* _Stored records_
* * *

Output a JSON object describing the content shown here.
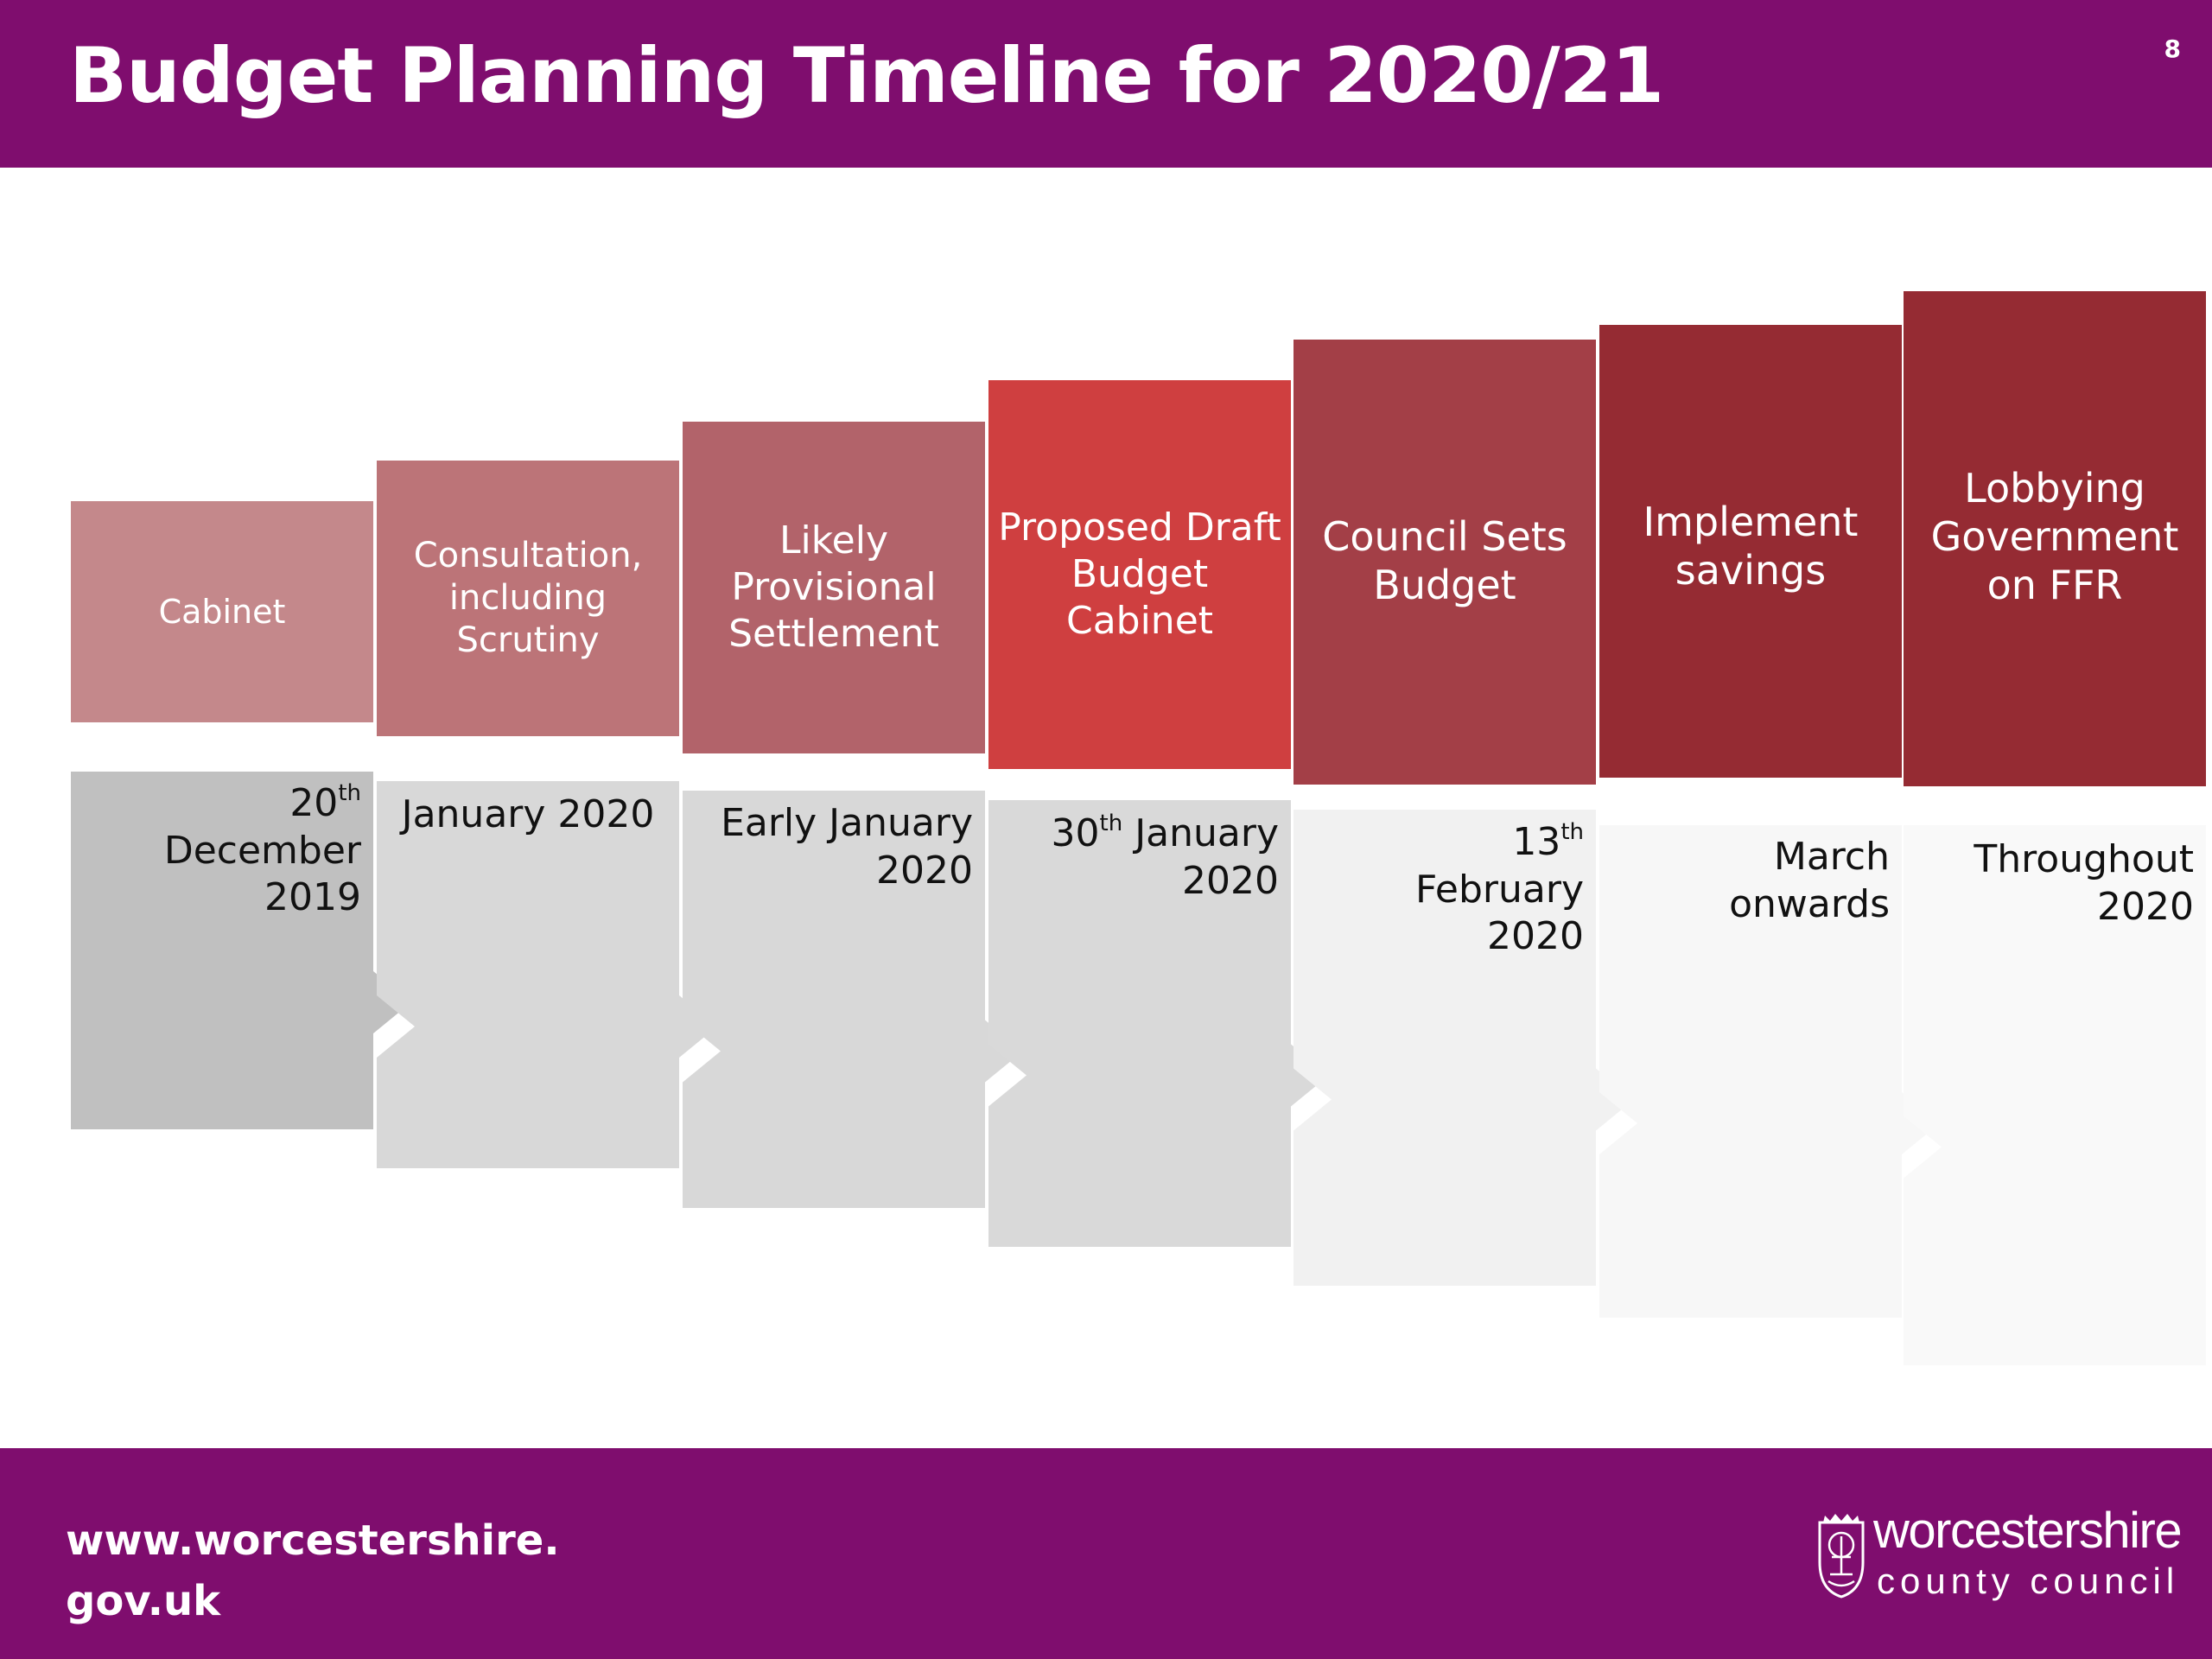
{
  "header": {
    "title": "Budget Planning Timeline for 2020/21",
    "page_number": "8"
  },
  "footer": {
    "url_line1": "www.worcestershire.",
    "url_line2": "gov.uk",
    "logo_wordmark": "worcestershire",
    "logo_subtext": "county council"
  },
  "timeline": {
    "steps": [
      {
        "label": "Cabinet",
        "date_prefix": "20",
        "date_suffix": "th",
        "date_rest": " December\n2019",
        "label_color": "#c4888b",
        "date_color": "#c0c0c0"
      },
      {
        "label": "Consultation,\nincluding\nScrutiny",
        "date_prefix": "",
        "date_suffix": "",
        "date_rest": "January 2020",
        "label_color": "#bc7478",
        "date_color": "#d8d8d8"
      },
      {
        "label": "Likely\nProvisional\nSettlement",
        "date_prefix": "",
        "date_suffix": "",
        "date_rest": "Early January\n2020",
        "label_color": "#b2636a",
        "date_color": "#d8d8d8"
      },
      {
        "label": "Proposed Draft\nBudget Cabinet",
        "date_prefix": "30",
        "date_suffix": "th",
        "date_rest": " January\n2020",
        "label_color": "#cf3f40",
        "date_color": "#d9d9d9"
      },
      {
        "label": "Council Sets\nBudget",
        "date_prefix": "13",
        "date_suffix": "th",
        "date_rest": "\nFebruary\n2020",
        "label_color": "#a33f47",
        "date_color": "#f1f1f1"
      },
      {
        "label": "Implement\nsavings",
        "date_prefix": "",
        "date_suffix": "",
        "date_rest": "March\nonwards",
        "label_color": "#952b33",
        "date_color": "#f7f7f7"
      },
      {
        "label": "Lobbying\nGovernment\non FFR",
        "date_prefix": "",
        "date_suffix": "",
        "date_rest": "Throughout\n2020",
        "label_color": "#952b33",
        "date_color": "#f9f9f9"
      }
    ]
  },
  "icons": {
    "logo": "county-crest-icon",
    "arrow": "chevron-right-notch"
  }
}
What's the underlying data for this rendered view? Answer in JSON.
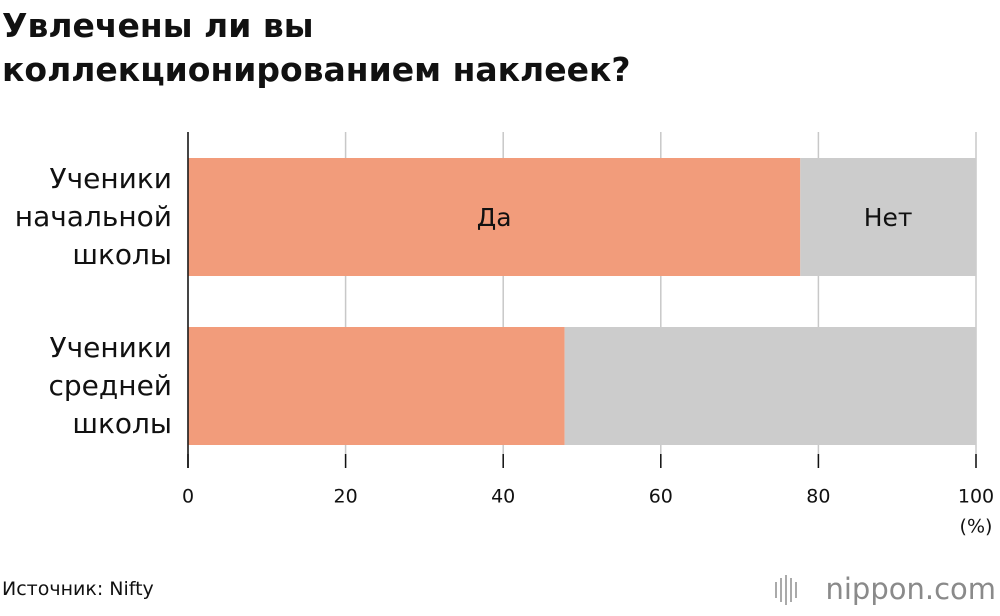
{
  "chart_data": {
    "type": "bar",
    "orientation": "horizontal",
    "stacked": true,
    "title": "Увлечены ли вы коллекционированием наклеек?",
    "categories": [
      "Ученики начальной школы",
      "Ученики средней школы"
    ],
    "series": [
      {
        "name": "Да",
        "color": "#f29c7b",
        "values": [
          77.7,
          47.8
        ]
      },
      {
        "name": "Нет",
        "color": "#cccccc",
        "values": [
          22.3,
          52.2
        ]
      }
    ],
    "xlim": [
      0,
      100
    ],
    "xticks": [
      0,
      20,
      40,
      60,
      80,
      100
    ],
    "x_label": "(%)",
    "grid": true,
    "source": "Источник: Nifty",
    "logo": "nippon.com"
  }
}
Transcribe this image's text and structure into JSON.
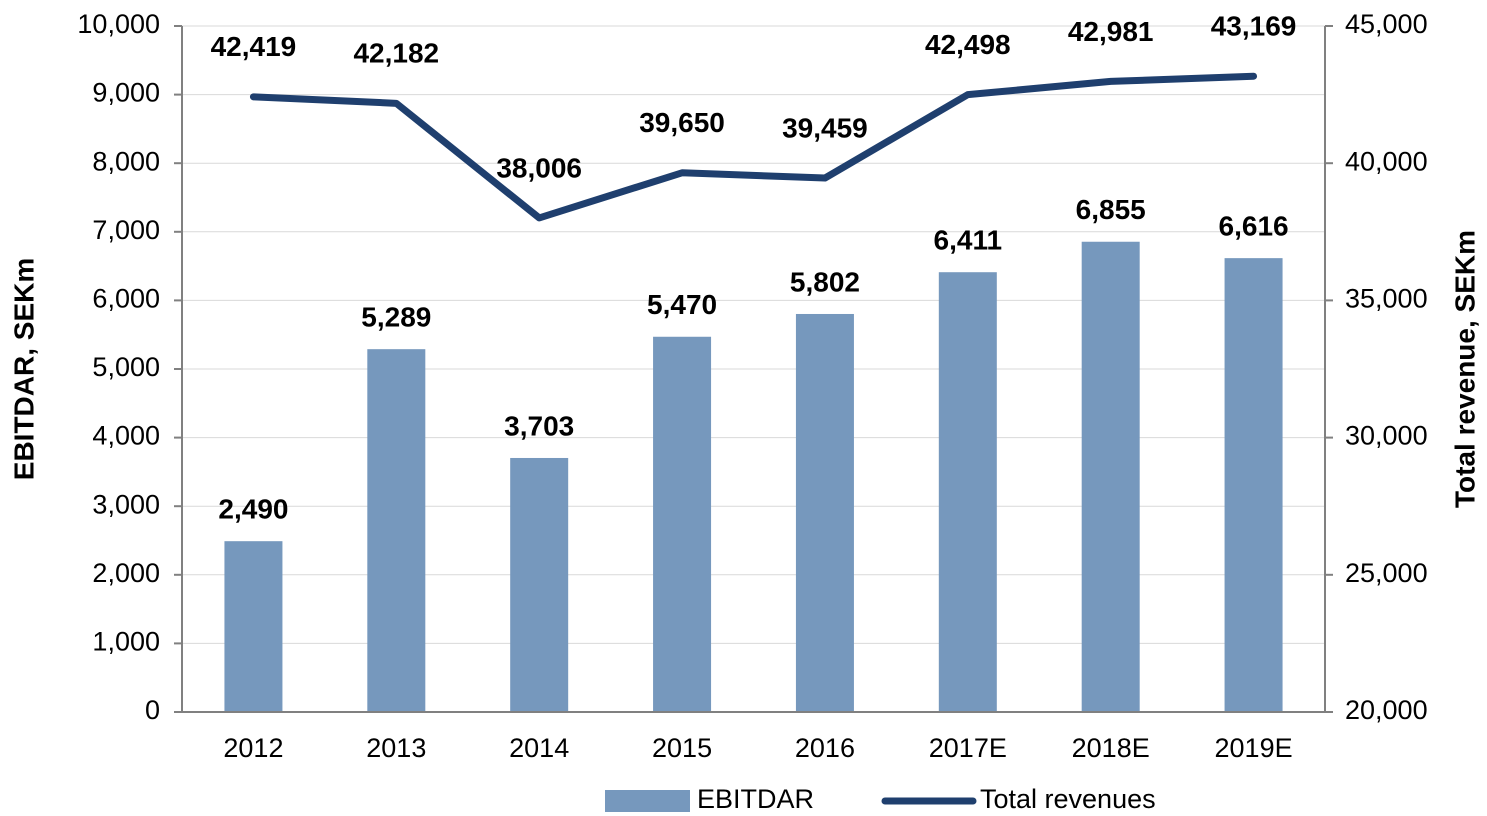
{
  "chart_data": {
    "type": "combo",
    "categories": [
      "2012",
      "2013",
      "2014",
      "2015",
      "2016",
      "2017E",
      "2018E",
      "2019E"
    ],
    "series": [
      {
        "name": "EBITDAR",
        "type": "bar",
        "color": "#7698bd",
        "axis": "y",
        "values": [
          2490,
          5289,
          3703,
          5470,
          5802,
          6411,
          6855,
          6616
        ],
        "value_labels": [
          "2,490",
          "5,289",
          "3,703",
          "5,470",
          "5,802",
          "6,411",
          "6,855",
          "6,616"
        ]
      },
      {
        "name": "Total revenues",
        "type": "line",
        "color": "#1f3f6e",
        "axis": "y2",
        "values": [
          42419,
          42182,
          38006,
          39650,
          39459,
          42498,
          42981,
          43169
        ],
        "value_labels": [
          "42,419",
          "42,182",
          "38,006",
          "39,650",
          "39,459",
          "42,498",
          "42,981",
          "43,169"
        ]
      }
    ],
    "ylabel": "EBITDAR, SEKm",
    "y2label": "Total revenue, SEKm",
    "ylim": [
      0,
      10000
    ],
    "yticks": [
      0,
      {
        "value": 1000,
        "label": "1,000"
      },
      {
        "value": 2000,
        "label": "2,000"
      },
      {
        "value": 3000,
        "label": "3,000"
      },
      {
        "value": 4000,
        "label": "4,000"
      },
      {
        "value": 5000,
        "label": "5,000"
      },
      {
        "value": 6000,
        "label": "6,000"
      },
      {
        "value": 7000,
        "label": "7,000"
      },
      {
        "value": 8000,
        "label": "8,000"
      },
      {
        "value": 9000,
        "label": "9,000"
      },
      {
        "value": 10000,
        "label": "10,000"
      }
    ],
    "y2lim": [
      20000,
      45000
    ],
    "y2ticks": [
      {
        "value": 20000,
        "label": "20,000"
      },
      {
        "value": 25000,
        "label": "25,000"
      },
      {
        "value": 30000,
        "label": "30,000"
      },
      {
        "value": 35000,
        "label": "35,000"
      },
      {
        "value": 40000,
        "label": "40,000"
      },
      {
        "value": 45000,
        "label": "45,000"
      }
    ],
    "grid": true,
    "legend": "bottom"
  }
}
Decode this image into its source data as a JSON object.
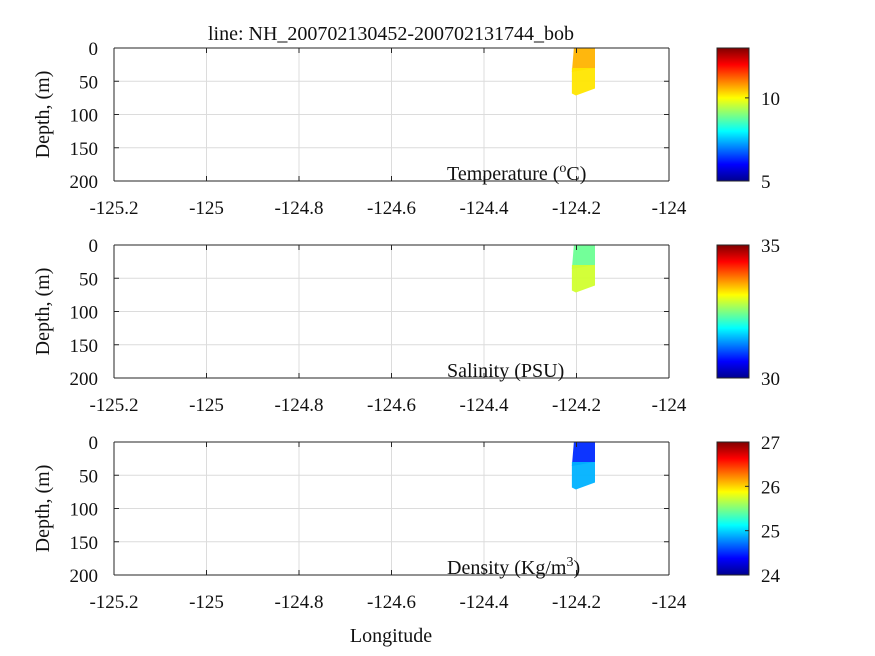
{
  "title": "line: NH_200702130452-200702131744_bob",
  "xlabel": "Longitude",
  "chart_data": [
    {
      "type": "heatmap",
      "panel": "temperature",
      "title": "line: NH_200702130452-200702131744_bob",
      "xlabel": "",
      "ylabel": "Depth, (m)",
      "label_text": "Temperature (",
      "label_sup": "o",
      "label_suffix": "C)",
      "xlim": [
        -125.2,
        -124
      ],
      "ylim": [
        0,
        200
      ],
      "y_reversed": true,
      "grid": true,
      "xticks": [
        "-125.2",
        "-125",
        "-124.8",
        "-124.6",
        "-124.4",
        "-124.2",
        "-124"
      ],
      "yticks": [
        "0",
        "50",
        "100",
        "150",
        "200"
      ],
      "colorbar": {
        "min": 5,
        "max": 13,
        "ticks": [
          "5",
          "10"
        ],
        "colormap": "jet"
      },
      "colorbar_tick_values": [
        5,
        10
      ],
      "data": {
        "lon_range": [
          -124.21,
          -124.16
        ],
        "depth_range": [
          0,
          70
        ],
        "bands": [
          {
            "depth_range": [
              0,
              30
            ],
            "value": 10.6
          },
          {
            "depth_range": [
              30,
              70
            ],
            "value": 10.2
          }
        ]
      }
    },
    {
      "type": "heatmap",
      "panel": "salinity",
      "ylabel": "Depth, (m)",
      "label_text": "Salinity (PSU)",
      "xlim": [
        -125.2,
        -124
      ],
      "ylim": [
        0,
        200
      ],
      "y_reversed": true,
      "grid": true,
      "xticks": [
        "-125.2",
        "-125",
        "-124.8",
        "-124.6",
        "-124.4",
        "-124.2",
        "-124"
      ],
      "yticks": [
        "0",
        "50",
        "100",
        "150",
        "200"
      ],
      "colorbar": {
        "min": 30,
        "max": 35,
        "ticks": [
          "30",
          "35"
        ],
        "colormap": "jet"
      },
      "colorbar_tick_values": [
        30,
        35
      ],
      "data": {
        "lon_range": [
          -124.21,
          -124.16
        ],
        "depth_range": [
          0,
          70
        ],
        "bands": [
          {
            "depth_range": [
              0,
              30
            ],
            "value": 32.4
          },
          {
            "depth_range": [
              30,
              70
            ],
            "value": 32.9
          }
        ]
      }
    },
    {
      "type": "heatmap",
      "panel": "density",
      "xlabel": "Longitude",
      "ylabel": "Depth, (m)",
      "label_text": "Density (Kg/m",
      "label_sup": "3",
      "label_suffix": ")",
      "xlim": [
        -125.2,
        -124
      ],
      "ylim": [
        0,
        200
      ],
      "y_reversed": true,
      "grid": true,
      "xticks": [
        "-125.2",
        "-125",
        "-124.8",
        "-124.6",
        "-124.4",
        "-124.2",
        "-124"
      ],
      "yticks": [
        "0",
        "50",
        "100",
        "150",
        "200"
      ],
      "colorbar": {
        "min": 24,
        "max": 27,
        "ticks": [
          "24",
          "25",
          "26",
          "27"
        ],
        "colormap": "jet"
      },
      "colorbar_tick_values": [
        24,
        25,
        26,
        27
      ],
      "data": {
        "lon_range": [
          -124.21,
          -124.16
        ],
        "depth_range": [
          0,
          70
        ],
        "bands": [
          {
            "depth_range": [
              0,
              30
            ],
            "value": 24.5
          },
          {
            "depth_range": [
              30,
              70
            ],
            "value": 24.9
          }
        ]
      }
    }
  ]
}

* * *

* _Stated problem_
Show all lines above holding "SEKm".

* _Solved problem_
    "ylabel": "EBITDAR, SEKm",
    "y2label": "Total revenue, SEKm",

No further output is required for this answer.